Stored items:

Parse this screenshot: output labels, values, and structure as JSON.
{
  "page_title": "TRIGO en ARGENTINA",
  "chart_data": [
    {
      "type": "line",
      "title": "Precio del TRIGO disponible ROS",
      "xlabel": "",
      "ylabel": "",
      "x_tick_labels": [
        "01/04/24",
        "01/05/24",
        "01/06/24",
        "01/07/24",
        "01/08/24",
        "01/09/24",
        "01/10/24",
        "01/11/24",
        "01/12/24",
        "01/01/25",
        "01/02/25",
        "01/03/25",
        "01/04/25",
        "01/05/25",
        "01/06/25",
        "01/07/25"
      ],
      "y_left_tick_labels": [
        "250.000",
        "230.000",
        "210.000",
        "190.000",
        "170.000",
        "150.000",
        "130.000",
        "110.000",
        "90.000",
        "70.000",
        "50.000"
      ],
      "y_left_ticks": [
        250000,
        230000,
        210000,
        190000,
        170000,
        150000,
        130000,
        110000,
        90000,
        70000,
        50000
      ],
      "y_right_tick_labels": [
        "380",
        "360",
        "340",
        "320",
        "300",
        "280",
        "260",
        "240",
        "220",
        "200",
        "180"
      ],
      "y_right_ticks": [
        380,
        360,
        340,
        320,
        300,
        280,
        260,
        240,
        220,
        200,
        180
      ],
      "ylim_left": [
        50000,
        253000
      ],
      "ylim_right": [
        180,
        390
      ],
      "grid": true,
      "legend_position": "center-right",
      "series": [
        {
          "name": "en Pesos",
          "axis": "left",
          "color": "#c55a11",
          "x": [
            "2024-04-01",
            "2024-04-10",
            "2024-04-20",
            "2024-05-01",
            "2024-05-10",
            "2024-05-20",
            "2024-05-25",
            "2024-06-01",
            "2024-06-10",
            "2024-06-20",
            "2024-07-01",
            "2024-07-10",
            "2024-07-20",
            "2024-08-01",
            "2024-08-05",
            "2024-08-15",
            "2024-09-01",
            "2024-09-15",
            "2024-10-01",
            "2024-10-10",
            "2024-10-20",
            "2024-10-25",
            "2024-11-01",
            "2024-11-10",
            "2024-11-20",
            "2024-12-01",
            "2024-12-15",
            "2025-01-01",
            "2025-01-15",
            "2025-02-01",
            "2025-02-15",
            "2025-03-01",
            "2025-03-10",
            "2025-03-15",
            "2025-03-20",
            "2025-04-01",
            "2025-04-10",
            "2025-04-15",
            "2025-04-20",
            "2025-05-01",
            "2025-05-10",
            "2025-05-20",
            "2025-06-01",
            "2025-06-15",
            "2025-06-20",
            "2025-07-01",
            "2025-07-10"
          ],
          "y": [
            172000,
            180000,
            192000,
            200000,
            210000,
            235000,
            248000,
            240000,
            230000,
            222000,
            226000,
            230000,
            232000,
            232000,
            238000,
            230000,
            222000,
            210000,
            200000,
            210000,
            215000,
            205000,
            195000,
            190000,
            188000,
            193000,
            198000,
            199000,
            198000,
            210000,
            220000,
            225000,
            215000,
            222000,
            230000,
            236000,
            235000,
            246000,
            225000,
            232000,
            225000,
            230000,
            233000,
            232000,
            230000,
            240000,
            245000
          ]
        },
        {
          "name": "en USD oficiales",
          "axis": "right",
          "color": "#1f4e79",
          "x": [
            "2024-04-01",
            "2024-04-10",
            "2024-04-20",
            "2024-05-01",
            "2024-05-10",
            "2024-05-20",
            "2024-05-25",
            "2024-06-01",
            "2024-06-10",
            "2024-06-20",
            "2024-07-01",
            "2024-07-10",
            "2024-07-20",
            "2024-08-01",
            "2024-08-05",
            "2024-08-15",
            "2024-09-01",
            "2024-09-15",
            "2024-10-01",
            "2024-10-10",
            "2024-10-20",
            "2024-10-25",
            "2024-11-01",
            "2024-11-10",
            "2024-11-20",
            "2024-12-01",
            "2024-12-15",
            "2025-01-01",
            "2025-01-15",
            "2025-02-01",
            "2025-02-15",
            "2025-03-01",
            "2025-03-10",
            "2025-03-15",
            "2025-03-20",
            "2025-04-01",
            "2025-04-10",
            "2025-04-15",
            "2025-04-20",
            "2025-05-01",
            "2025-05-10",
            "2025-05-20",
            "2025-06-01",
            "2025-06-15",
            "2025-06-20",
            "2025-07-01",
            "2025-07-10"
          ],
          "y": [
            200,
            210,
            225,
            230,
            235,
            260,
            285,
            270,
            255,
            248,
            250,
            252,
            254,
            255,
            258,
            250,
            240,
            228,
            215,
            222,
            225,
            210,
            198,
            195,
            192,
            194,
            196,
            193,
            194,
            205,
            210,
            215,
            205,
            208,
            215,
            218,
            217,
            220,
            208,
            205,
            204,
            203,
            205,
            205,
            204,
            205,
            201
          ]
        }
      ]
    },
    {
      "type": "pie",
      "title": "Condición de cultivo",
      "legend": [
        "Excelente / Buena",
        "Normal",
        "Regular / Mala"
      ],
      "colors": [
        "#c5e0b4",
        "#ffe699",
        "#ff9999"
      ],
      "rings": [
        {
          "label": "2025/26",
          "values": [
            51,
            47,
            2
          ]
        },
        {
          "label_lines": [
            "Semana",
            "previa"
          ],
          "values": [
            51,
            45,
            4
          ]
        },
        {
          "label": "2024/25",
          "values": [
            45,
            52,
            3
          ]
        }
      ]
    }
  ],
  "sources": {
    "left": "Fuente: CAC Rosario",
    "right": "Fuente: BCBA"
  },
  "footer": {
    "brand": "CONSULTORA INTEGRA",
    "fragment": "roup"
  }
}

_Written problem_. The whole listing above needs to be written out again exactly.

_Answer below_.
Parse this screenshot: output labels, values, and structure as JSON.
{
  "page_title": "TRIGO en ARGENTINA",
  "chart_data": [
    {
      "type": "line",
      "title": "Precio del TRIGO disponible ROS",
      "xlabel": "",
      "ylabel": "",
      "x_tick_labels": [
        "01/04/24",
        "01/05/24",
        "01/06/24",
        "01/07/24",
        "01/08/24",
        "01/09/24",
        "01/10/24",
        "01/11/24",
        "01/12/24",
        "01/01/25",
        "01/02/25",
        "01/03/25",
        "01/04/25",
        "01/05/25",
        "01/06/25",
        "01/07/25"
      ],
      "y_left_tick_labels": [
        "250.000",
        "230.000",
        "210.000",
        "190.000",
        "170.000",
        "150.000",
        "130.000",
        "110.000",
        "90.000",
        "70.000",
        "50.000"
      ],
      "y_left_ticks": [
        250000,
        230000,
        210000,
        190000,
        170000,
        150000,
        130000,
        110000,
        90000,
        70000,
        50000
      ],
      "y_right_tick_labels": [
        "380",
        "360",
        "340",
        "320",
        "300",
        "280",
        "260",
        "240",
        "220",
        "200",
        "180"
      ],
      "y_right_ticks": [
        380,
        360,
        340,
        320,
        300,
        280,
        260,
        240,
        220,
        200,
        180
      ],
      "ylim_left": [
        50000,
        253000
      ],
      "ylim_right": [
        180,
        390
      ],
      "grid": true,
      "legend_position": "center-right",
      "series": [
        {
          "name": "en Pesos",
          "axis": "left",
          "color": "#c55a11",
          "x": [
            "2024-04-01",
            "2024-04-10",
            "2024-04-20",
            "2024-05-01",
            "2024-05-10",
            "2024-05-20",
            "2024-05-25",
            "2024-06-01",
            "2024-06-10",
            "2024-06-20",
            "2024-07-01",
            "2024-07-10",
            "2024-07-20",
            "2024-08-01",
            "2024-08-05",
            "2024-08-15",
            "2024-09-01",
            "2024-09-15",
            "2024-10-01",
            "2024-10-10",
            "2024-10-20",
            "2024-10-25",
            "2024-11-01",
            "2024-11-10",
            "2024-11-20",
            "2024-12-01",
            "2024-12-15",
            "2025-01-01",
            "2025-01-15",
            "2025-02-01",
            "2025-02-15",
            "2025-03-01",
            "2025-03-10",
            "2025-03-15",
            "2025-03-20",
            "2025-04-01",
            "2025-04-10",
            "2025-04-15",
            "2025-04-20",
            "2025-05-01",
            "2025-05-10",
            "2025-05-20",
            "2025-06-01",
            "2025-06-15",
            "2025-06-20",
            "2025-07-01",
            "2025-07-10"
          ],
          "y": [
            172000,
            180000,
            192000,
            200000,
            210000,
            235000,
            248000,
            240000,
            230000,
            222000,
            226000,
            230000,
            232000,
            232000,
            238000,
            230000,
            222000,
            210000,
            200000,
            210000,
            215000,
            205000,
            195000,
            190000,
            188000,
            193000,
            198000,
            199000,
            198000,
            210000,
            220000,
            225000,
            215000,
            222000,
            230000,
            236000,
            235000,
            246000,
            225000,
            232000,
            225000,
            230000,
            233000,
            232000,
            230000,
            240000,
            245000
          ]
        },
        {
          "name": "en USD oficiales",
          "axis": "right",
          "color": "#1f4e79",
          "x": [
            "2024-04-01",
            "2024-04-10",
            "2024-04-20",
            "2024-05-01",
            "2024-05-10",
            "2024-05-20",
            "2024-05-25",
            "2024-06-01",
            "2024-06-10",
            "2024-06-20",
            "2024-07-01",
            "2024-07-10",
            "2024-07-20",
            "2024-08-01",
            "2024-08-05",
            "2024-08-15",
            "2024-09-01",
            "2024-09-15",
            "2024-10-01",
            "2024-10-10",
            "2024-10-20",
            "2024-10-25",
            "2024-11-01",
            "2024-11-10",
            "2024-11-20",
            "2024-12-01",
            "2024-12-15",
            "2025-01-01",
            "2025-01-15",
            "2025-02-01",
            "2025-02-15",
            "2025-03-01",
            "2025-03-10",
            "2025-03-15",
            "2025-03-20",
            "2025-04-01",
            "2025-04-10",
            "2025-04-15",
            "2025-04-20",
            "2025-05-01",
            "2025-05-10",
            "2025-05-20",
            "2025-06-01",
            "2025-06-15",
            "2025-06-20",
            "2025-07-01",
            "2025-07-10"
          ],
          "y": [
            200,
            210,
            225,
            230,
            235,
            260,
            285,
            270,
            255,
            248,
            250,
            252,
            254,
            255,
            258,
            250,
            240,
            228,
            215,
            222,
            225,
            210,
            198,
            195,
            192,
            194,
            196,
            193,
            194,
            205,
            210,
            215,
            205,
            208,
            215,
            218,
            217,
            220,
            208,
            205,
            204,
            203,
            205,
            205,
            204,
            205,
            201
          ]
        }
      ]
    },
    {
      "type": "pie",
      "title": "Condición de cultivo",
      "legend": [
        "Excelente / Buena",
        "Normal",
        "Regular / Mala"
      ],
      "colors": [
        "#c5e0b4",
        "#ffe699",
        "#ff9999"
      ],
      "rings": [
        {
          "label": "2025/26",
          "values": [
            51,
            47,
            2
          ]
        },
        {
          "label_lines": [
            "Semana",
            "previa"
          ],
          "values": [
            51,
            45,
            4
          ]
        },
        {
          "label": "2024/25",
          "values": [
            45,
            52,
            3
          ]
        }
      ]
    }
  ],
  "sources": {
    "left": "Fuente: CAC Rosario",
    "right": "Fuente: BCBA"
  },
  "footer": {
    "brand": "CONSULTORA INTEGRA",
    "fragment": "roup"
  }
}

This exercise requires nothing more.